In the listing below, find every line containing "Sports" and copy it out.

:: Task data

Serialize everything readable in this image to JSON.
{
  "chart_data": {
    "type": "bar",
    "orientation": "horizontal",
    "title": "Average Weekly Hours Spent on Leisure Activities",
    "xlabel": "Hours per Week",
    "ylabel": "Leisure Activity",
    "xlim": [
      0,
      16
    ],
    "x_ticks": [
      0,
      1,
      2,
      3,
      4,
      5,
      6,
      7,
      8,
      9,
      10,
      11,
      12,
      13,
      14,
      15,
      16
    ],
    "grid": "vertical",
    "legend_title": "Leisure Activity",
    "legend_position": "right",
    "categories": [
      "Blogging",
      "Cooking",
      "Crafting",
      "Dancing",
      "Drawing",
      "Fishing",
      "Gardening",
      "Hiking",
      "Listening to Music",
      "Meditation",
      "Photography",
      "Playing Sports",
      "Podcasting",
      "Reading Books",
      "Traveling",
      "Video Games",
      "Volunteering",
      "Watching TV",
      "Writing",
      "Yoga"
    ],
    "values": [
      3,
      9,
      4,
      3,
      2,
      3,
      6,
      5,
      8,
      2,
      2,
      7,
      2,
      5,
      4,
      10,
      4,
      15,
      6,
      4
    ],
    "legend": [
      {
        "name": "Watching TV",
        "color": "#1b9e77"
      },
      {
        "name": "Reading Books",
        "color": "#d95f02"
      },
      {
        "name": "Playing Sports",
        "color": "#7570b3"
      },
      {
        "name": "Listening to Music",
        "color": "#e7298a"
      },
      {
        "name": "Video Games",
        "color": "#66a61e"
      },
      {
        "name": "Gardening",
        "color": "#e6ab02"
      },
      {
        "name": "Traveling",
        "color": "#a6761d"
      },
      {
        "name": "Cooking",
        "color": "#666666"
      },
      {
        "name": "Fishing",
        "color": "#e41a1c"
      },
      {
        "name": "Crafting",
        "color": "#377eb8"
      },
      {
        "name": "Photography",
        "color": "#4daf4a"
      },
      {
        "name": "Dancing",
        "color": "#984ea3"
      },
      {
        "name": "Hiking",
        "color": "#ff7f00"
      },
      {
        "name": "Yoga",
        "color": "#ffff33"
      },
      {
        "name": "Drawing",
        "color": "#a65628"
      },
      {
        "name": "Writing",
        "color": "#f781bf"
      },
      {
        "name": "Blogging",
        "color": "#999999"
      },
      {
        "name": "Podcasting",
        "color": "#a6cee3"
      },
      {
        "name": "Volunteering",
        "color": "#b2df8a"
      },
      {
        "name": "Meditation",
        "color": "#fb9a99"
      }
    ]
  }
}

::::

- Completed exercise -
      "Playing Sports",
        "name": "Playing Sports",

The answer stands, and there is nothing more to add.